Element region listings

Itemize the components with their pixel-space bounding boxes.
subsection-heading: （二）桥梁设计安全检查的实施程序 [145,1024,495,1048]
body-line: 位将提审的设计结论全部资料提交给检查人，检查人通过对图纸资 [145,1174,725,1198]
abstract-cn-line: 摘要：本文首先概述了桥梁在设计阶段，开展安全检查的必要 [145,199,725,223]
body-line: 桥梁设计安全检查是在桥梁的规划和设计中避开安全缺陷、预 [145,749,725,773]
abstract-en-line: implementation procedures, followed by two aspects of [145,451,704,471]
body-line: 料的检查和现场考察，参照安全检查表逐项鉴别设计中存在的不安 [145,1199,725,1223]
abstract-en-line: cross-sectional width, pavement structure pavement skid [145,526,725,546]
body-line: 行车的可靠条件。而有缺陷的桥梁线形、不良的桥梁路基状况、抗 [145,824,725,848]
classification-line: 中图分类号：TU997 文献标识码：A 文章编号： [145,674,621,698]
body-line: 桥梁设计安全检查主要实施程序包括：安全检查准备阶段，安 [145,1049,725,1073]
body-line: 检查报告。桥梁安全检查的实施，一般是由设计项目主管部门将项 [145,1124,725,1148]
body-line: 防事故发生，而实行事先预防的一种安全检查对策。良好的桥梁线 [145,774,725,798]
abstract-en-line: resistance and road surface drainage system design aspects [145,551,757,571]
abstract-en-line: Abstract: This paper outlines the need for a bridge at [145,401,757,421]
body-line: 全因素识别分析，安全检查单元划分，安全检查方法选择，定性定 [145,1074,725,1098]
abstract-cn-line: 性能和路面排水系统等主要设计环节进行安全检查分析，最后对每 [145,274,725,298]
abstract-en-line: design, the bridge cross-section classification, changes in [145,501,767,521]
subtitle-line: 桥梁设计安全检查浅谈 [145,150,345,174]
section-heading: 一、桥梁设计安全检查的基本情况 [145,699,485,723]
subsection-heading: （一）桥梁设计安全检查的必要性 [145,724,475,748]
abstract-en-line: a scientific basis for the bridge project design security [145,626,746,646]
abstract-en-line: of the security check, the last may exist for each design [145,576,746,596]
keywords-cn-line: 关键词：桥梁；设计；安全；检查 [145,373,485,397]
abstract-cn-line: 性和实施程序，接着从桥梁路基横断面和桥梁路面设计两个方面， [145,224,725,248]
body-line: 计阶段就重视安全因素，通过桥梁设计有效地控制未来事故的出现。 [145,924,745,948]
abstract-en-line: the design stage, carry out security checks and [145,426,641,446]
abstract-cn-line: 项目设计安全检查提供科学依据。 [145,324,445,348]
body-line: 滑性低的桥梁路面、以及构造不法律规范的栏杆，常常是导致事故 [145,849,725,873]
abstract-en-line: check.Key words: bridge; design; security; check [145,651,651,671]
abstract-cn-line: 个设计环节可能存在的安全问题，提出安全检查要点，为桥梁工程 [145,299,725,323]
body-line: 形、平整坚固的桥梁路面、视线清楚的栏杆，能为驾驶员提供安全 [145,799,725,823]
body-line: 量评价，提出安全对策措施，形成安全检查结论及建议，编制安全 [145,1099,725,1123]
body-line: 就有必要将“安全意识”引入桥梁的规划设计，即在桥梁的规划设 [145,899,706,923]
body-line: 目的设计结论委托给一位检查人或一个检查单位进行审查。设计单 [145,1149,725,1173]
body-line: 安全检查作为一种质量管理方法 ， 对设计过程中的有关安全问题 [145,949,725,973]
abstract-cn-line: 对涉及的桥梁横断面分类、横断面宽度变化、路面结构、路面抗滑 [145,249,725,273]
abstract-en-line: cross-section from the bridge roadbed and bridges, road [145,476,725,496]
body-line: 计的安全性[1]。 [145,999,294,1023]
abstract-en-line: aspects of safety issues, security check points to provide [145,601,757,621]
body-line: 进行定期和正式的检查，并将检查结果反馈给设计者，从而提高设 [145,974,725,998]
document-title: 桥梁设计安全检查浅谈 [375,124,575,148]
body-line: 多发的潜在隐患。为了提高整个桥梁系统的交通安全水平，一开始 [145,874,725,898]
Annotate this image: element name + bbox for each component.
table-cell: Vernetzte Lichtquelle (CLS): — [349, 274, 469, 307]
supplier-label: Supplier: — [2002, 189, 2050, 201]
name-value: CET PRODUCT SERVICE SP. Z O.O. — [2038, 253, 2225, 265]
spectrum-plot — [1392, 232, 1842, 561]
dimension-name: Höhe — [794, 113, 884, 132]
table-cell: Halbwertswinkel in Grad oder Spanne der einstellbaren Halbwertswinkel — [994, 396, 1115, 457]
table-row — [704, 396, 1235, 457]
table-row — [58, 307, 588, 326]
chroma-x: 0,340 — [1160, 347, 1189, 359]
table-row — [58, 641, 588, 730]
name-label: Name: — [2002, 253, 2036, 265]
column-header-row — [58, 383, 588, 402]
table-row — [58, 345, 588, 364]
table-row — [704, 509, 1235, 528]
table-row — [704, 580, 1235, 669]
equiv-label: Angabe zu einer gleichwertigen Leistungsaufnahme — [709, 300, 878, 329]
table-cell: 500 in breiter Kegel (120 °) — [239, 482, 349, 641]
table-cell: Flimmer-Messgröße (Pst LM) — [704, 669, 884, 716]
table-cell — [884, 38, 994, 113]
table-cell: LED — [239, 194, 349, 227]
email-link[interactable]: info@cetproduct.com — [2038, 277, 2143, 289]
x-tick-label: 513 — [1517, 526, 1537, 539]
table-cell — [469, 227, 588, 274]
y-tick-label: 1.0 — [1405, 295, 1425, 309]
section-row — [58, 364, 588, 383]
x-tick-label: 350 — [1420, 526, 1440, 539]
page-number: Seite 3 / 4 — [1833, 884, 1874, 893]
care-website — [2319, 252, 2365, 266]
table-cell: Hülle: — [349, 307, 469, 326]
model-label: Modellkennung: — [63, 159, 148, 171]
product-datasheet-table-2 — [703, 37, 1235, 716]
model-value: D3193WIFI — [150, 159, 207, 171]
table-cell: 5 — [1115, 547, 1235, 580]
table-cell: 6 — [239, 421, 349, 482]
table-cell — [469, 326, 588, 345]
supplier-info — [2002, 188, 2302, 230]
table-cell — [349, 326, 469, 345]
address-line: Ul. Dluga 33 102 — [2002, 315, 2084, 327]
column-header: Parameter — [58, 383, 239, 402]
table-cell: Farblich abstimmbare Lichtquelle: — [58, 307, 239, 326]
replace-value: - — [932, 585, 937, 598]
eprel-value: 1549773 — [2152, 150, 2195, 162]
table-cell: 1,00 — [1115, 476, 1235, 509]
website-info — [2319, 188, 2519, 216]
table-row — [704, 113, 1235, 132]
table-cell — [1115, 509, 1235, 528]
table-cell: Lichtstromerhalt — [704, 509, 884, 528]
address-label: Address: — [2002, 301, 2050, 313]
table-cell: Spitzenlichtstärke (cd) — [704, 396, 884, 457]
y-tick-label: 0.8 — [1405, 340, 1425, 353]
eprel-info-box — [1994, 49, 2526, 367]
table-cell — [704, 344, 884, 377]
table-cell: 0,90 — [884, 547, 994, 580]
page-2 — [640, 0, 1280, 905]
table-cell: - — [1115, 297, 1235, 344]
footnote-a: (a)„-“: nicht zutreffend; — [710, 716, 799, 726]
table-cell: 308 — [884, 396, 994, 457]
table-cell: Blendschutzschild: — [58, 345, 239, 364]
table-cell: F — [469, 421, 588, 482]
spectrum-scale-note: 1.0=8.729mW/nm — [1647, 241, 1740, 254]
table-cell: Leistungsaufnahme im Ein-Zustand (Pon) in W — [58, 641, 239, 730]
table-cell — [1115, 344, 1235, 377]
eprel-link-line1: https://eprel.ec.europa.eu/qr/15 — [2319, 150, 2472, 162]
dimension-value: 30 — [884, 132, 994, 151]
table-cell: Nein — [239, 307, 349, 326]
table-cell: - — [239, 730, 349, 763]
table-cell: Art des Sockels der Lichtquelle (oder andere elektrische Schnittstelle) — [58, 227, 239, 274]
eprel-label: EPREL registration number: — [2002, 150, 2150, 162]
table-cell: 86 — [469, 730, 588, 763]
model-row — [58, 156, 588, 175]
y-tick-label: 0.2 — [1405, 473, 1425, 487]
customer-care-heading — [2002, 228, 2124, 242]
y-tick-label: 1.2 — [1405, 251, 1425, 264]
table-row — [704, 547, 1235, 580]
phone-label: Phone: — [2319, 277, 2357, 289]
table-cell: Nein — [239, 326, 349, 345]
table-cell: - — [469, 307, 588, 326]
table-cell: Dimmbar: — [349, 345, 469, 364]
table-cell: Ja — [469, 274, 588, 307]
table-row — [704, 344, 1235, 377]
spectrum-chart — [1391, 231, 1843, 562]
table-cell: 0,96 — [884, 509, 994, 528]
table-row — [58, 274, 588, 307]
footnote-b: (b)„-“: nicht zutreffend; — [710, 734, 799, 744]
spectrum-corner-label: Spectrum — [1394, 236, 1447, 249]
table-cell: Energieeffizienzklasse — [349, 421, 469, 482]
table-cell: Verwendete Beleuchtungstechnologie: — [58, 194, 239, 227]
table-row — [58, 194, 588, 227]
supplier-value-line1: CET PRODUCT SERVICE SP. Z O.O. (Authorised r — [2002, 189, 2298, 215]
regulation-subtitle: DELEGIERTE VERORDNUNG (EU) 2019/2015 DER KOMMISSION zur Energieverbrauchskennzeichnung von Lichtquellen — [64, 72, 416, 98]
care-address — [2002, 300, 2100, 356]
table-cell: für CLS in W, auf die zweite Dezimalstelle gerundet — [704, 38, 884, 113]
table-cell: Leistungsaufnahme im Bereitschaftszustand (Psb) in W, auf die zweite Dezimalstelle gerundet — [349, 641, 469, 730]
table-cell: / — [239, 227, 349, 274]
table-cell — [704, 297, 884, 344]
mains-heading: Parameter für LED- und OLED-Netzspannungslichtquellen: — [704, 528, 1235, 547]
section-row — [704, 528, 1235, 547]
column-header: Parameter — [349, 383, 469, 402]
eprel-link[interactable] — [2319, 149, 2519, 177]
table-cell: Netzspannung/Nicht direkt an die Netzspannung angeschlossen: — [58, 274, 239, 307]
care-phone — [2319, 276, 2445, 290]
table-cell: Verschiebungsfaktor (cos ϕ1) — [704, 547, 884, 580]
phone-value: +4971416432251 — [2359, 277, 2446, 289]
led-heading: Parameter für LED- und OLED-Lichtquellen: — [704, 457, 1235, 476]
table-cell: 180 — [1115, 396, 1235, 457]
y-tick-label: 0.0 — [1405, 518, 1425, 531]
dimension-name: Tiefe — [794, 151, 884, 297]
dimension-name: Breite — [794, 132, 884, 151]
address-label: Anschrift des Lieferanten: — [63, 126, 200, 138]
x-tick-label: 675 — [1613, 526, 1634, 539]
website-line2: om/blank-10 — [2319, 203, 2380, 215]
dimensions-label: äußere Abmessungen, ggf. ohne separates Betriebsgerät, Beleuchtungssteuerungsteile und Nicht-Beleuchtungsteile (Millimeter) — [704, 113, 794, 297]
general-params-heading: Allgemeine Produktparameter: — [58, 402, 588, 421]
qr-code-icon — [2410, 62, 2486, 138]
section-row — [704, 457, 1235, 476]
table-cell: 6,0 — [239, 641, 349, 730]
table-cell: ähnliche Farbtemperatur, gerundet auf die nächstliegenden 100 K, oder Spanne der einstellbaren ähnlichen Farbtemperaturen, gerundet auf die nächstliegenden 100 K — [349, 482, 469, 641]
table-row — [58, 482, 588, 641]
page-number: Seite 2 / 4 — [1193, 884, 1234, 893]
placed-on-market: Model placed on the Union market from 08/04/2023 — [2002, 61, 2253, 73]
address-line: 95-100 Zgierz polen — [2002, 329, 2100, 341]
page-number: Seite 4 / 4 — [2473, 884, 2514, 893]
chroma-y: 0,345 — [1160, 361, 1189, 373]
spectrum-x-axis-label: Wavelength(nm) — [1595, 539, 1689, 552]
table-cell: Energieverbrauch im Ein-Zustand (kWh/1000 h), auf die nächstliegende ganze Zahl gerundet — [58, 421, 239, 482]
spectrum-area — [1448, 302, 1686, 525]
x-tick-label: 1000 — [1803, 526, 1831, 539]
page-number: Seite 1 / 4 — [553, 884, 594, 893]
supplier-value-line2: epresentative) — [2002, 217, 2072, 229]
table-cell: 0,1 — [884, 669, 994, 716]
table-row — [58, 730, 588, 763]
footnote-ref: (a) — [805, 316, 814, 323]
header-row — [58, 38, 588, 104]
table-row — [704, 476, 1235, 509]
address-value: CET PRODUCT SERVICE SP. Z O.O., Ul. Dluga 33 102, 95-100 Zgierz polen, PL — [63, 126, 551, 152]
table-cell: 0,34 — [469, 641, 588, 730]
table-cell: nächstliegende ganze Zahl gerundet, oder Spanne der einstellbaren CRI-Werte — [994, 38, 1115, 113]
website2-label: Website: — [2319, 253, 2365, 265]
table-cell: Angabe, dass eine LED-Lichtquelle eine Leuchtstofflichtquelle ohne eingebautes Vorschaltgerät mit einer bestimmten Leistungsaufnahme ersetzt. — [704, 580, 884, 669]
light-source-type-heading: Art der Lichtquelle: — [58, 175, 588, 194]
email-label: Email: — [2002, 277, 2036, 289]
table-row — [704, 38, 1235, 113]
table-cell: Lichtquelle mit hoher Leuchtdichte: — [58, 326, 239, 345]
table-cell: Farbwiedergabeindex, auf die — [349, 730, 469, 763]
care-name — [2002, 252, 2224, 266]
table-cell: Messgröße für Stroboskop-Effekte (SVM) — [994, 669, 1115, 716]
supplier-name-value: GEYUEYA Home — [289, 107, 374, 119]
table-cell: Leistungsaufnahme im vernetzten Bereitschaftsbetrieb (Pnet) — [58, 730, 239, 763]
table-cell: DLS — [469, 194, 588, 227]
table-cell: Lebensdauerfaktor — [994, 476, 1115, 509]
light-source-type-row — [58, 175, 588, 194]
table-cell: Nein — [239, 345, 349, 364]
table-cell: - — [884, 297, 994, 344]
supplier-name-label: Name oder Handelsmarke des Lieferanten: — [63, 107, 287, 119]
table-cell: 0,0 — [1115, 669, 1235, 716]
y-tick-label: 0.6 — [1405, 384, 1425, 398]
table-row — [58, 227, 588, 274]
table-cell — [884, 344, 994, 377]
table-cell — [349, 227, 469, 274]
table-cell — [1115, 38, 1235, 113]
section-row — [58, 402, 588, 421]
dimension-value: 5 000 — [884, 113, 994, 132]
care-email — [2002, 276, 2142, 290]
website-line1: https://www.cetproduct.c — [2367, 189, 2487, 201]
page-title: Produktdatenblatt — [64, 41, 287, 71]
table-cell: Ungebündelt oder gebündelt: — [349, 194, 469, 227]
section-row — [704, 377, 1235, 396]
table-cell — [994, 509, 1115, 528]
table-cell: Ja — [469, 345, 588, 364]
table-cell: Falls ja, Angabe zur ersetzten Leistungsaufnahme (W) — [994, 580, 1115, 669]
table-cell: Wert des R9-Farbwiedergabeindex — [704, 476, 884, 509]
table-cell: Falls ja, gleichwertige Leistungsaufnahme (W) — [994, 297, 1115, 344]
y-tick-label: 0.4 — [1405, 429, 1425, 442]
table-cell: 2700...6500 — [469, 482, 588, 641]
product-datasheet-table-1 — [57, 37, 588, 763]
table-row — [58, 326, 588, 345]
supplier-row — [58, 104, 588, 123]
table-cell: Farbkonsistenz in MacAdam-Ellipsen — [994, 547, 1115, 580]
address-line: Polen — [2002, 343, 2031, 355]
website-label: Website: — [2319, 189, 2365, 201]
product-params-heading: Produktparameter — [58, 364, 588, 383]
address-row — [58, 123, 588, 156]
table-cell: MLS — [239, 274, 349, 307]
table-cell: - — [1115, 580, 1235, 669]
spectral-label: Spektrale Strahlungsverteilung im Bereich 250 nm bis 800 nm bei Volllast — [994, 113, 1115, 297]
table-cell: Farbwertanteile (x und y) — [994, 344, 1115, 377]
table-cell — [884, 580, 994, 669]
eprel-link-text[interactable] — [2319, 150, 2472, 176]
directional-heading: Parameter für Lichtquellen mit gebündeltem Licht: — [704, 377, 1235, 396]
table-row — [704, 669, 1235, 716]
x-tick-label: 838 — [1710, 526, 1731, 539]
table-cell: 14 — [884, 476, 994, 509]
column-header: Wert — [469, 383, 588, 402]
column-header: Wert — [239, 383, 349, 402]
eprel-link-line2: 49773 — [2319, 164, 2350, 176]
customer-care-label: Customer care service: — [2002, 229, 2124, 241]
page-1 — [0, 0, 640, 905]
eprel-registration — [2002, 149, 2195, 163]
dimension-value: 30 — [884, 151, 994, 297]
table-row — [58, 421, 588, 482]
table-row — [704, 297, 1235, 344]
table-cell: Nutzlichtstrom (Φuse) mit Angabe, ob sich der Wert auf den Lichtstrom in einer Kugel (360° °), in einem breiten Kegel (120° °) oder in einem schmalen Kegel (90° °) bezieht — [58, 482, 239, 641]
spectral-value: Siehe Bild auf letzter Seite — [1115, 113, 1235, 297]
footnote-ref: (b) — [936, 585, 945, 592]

## EXERCISE AIM
Retype the lines of the material from its first line through the line containing "abstract-en-line: Abstract: This", both included.

## RESULT OF THIS EXERCISE
Itemize the components with their pixel-space bounding boxes.
subsection-heading: （二）桥梁设计安全检查的实施程序 [145,1024,495,1048]
body-line: 位将提审的设计结论全部资料提交给检查人，检查人通过对图纸资 [145,1174,725,1198]
abstract-cn-line: 摘要：本文首先概述了桥梁在设计阶段，开展安全检查的必要 [145,199,725,223]
body-line: 桥梁设计安全检查是在桥梁的规划和设计中避开安全缺陷、预 [145,749,725,773]
abstract-en-line: implementation procedures, followed by two aspects of [145,451,704,471]
body-line: 料的检查和现场考察，参照安全检查表逐项鉴别设计中存在的不安 [145,1199,725,1223]
abstract-en-line: cross-sectional width, pavement structure pavement skid [145,526,725,546]
body-line: 行车的可靠条件。而有缺陷的桥梁线形、不良的桥梁路基状况、抗 [145,824,725,848]
classification-line: 中图分类号：TU997 文献标识码：A 文章编号： [145,674,621,698]
body-line: 桥梁设计安全检查主要实施程序包括：安全检查准备阶段，安 [145,1049,725,1073]
body-line: 检查报告。桥梁安全检查的实施，一般是由设计项目主管部门将项 [145,1124,725,1148]
body-line: 防事故发生，而实行事先预防的一种安全检查对策。良好的桥梁线 [145,774,725,798]
abstract-en-line: resistance and road surface drainage system design aspects [145,551,757,571]
abstract-en-line: Abstract: This paper outlines the need for a bridge at [145,401,757,421]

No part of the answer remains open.